Scan the records below. Report the number of lines containing the word "specific", and nothing more.
=== Records to process ===
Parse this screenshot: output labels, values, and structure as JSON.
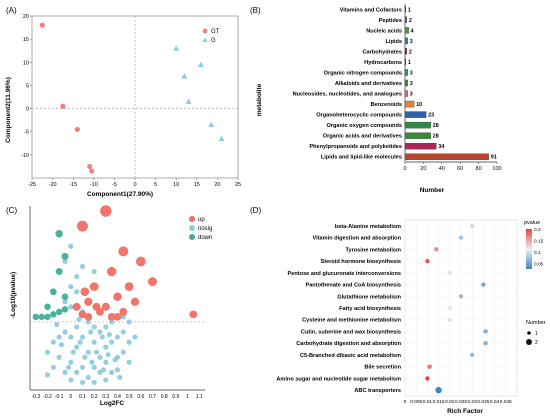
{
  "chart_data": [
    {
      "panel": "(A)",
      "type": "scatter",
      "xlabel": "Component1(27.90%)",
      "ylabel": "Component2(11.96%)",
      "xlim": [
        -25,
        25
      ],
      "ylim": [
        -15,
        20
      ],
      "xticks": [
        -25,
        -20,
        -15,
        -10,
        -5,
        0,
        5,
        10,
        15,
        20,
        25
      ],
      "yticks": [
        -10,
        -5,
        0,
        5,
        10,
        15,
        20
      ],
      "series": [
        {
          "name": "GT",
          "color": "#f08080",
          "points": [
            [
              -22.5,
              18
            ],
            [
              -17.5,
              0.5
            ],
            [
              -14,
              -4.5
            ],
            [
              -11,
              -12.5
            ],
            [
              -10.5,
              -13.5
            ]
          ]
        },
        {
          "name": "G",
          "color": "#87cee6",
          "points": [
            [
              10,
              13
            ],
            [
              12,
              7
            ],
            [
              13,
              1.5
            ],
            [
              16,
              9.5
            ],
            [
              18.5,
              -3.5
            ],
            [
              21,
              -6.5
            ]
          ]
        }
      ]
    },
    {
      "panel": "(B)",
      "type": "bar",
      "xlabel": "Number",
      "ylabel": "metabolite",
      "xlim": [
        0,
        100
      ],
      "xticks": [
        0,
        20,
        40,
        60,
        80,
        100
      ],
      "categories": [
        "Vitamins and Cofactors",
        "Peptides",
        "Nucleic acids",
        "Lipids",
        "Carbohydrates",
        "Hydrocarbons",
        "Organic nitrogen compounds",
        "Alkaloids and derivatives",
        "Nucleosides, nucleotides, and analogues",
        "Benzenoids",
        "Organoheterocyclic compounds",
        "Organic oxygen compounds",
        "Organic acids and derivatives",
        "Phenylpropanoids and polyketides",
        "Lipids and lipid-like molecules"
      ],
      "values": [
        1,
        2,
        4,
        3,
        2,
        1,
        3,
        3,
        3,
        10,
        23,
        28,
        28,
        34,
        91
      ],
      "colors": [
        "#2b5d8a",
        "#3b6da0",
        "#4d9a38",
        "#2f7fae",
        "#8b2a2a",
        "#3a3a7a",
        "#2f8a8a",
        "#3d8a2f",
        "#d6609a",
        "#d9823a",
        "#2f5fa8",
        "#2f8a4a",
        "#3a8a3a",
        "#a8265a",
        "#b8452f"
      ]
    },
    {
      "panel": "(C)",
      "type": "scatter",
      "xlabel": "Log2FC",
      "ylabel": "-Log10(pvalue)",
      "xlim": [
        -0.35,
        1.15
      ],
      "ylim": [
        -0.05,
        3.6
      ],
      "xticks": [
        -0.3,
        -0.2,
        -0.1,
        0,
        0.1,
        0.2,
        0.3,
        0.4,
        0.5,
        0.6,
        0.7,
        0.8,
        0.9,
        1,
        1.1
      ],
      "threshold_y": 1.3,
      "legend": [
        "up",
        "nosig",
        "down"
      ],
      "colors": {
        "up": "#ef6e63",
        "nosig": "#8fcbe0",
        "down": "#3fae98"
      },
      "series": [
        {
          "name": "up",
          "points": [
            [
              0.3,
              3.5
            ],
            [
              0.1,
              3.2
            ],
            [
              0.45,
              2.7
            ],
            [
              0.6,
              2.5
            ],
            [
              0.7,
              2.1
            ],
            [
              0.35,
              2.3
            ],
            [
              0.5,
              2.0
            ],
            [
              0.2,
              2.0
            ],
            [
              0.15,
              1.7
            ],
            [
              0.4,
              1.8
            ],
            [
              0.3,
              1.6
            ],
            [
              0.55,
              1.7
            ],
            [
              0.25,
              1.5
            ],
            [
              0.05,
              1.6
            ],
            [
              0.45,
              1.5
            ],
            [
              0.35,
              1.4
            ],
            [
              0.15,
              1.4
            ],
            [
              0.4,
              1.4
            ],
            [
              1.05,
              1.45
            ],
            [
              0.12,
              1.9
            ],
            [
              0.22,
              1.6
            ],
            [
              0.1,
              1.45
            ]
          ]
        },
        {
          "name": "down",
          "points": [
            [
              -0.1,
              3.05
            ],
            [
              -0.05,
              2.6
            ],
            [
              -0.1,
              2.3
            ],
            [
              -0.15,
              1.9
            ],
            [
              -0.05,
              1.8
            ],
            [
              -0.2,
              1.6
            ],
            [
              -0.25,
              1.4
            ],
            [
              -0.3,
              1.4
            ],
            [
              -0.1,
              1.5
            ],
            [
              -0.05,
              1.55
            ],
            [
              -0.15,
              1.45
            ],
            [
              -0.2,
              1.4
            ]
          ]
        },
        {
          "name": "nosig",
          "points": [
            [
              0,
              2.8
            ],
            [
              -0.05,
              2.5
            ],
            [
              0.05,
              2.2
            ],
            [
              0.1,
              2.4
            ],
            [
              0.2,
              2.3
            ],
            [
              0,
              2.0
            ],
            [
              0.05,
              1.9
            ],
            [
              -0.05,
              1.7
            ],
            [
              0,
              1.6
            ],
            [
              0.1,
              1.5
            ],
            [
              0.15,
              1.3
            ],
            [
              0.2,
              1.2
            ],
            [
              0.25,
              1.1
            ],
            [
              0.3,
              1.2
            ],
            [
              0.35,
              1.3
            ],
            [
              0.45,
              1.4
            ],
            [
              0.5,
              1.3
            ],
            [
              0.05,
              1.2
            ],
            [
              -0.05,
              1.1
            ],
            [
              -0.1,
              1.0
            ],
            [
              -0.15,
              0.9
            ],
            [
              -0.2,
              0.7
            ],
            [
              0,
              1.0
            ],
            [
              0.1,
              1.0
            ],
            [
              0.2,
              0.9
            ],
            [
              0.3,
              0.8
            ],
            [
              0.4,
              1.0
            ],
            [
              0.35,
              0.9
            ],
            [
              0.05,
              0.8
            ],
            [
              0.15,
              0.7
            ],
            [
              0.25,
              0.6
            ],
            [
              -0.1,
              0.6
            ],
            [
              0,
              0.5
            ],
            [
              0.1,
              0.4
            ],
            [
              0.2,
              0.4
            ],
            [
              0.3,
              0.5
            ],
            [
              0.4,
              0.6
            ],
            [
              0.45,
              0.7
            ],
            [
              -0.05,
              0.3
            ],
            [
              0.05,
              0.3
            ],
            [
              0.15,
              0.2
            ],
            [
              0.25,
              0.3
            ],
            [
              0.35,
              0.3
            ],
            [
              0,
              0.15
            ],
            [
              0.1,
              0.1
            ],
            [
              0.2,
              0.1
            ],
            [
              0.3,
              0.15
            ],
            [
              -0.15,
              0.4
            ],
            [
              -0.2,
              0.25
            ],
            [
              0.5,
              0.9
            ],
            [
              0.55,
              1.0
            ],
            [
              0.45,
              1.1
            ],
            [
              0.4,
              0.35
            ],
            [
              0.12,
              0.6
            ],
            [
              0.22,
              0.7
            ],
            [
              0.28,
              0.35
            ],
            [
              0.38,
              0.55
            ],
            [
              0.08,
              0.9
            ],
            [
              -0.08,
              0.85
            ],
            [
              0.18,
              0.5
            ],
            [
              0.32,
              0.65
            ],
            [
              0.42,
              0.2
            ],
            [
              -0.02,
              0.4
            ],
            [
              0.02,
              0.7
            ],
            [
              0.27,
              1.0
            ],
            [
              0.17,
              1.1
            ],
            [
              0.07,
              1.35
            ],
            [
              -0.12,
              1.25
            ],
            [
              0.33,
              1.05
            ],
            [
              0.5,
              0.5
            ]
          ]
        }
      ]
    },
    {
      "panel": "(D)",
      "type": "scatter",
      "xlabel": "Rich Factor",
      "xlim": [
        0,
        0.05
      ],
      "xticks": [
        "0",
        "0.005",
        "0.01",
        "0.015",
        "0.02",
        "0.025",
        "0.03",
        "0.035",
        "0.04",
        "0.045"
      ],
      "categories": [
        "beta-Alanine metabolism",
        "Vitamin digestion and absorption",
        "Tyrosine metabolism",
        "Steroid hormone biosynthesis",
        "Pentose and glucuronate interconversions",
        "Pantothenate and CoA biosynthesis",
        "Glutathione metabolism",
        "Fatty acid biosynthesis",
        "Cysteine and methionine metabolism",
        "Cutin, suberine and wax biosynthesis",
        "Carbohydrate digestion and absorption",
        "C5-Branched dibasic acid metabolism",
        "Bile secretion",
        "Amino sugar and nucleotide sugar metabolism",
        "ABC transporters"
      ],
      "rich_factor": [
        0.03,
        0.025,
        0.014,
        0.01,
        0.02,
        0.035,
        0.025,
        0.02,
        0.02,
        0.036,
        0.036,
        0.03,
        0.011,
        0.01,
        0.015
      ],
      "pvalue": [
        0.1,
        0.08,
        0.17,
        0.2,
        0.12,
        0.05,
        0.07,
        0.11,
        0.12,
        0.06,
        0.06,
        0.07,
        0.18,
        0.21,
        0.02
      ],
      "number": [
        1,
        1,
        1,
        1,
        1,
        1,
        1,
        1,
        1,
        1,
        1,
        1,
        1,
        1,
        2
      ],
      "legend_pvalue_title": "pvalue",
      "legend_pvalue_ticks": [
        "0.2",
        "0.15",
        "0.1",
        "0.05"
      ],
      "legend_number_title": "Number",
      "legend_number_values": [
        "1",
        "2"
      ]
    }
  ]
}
===
=== Records to process ===
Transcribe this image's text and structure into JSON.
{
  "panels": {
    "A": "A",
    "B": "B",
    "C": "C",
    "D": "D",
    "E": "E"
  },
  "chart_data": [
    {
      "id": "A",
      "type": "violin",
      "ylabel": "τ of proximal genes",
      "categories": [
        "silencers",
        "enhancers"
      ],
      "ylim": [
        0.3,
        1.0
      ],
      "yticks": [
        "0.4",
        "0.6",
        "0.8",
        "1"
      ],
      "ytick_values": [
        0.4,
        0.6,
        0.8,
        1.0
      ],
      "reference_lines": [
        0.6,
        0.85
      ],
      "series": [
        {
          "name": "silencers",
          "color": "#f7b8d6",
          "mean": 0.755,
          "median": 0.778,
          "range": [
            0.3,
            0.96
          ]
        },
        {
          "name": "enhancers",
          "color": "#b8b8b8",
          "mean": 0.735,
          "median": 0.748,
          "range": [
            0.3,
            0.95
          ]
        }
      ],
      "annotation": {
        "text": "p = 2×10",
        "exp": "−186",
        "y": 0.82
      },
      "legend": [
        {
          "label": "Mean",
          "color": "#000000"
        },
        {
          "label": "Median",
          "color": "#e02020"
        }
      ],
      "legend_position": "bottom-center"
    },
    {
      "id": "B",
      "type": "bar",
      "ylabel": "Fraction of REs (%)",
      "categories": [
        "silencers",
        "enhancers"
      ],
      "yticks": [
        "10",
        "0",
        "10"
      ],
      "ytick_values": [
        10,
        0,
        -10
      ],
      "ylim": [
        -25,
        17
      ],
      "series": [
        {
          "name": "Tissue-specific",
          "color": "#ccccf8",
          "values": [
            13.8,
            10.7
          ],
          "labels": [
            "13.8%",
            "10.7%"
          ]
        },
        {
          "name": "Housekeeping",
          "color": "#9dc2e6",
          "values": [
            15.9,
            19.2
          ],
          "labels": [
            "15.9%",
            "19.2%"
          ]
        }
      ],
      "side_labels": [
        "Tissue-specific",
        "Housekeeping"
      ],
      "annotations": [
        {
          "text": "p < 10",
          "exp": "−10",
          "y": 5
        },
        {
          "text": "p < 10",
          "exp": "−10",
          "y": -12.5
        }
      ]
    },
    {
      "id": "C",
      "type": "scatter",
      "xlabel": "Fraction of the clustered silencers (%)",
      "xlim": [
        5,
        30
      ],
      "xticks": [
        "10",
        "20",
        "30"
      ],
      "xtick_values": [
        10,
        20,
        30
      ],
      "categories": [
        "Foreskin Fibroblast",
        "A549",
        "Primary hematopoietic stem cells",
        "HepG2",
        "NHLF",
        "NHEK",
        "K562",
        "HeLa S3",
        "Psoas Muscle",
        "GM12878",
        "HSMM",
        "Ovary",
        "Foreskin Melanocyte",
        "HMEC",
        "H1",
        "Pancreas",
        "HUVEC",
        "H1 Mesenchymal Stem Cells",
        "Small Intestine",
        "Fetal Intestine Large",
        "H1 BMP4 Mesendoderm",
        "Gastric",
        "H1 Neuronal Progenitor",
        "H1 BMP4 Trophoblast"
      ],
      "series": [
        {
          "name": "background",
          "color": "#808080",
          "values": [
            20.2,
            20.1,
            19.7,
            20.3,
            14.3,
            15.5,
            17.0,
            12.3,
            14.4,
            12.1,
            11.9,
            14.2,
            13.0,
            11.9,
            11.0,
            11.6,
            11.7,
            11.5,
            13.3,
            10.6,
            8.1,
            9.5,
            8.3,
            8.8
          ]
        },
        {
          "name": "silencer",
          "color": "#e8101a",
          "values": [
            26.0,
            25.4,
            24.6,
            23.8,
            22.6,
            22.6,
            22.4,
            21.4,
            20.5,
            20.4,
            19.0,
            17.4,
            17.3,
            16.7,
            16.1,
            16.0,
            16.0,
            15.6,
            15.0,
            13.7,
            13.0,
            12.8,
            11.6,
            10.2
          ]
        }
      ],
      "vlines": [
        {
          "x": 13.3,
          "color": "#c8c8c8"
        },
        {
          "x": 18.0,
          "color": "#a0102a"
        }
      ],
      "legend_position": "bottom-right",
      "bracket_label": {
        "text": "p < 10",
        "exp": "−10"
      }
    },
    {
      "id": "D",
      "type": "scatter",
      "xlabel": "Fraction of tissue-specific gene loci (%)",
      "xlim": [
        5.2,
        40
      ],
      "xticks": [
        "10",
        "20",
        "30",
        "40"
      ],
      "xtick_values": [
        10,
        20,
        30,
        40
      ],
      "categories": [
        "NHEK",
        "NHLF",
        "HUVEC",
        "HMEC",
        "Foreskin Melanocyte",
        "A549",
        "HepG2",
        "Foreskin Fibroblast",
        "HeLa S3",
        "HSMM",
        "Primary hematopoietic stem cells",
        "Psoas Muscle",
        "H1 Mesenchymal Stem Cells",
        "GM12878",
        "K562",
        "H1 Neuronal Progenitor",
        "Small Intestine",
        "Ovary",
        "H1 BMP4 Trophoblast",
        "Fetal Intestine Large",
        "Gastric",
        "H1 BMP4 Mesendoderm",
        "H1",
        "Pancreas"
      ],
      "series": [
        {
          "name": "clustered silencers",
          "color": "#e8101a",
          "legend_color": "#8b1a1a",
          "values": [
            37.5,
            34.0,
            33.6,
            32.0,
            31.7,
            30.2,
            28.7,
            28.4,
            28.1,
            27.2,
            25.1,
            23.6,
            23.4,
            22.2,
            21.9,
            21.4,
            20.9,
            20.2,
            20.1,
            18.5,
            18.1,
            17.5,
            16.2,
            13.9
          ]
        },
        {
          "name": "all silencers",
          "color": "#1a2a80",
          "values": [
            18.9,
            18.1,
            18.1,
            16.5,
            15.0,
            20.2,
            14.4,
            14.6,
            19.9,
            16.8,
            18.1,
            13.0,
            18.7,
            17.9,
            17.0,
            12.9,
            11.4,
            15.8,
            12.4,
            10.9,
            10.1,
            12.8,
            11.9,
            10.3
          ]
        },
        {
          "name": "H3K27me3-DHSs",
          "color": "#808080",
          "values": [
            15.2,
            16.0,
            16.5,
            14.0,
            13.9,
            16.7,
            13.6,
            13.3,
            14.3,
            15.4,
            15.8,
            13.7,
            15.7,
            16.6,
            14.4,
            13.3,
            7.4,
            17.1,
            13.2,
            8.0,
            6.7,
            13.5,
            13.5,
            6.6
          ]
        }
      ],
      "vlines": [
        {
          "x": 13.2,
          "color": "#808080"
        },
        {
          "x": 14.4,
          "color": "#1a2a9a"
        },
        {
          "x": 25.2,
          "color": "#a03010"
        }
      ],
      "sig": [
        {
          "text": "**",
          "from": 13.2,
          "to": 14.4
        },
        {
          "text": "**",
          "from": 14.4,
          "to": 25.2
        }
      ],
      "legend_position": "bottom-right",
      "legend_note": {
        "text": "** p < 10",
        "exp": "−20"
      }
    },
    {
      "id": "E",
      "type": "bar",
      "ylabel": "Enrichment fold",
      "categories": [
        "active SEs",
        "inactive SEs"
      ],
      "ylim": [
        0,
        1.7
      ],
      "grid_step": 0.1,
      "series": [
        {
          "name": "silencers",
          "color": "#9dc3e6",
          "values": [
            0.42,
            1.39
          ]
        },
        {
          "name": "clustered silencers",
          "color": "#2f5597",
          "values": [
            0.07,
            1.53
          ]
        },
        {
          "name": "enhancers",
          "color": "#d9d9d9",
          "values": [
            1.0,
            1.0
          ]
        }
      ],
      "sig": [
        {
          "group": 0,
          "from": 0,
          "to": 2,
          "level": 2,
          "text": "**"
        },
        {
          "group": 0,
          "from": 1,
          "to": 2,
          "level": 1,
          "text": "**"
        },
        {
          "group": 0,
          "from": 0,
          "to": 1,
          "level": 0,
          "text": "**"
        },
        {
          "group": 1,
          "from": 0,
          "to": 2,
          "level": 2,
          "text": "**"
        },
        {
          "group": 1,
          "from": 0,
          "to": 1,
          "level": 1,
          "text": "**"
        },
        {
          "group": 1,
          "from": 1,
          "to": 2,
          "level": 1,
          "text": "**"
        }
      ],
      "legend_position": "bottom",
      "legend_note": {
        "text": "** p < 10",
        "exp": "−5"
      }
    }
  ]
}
===
▶ **Response for this exercise**: 3